_INSTRUCTIONS FOR THE TASK_. Find every line below that contains the word "масса" and copy it out.

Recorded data

+===+

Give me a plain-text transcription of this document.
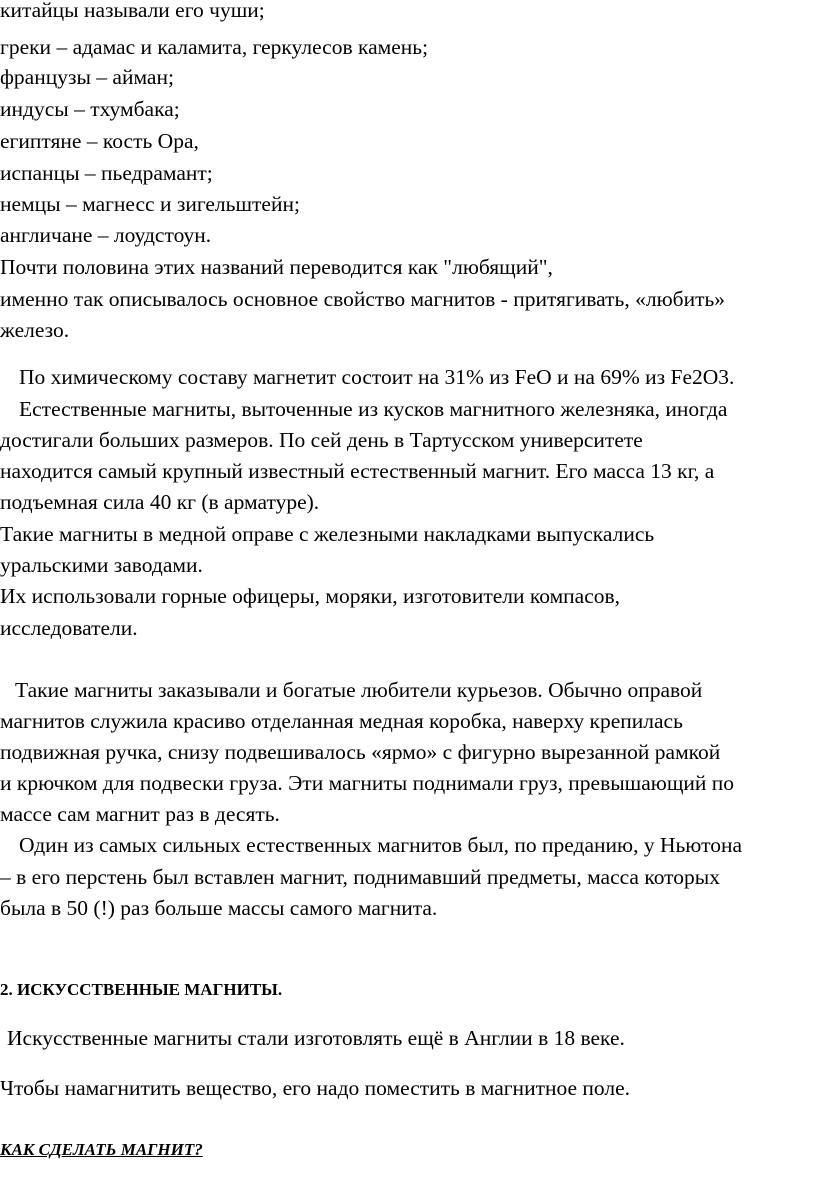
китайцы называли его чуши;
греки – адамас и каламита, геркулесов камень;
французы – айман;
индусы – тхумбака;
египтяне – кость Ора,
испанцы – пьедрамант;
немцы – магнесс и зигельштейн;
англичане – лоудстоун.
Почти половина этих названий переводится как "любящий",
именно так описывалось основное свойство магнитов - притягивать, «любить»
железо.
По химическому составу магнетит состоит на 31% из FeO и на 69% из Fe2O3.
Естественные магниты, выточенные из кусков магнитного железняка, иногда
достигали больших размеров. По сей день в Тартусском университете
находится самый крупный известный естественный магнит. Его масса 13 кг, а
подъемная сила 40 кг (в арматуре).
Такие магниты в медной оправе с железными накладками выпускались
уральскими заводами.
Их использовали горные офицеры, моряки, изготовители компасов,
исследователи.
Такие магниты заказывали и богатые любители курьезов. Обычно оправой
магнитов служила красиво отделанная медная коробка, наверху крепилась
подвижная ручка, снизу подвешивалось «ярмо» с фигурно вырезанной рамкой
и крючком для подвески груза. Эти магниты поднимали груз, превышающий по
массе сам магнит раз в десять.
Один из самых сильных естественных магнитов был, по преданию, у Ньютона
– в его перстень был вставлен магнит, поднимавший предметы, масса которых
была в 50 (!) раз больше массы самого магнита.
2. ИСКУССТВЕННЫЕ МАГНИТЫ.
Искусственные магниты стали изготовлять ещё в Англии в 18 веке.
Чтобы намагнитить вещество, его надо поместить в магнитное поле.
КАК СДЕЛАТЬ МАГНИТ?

+===+

_ANSWER FOR THE TASK_.
находится самый крупный известный естественный магнит. Его масса 13 кг, а
– в его перстень был вставлен магнит, поднимавший предметы, масса которых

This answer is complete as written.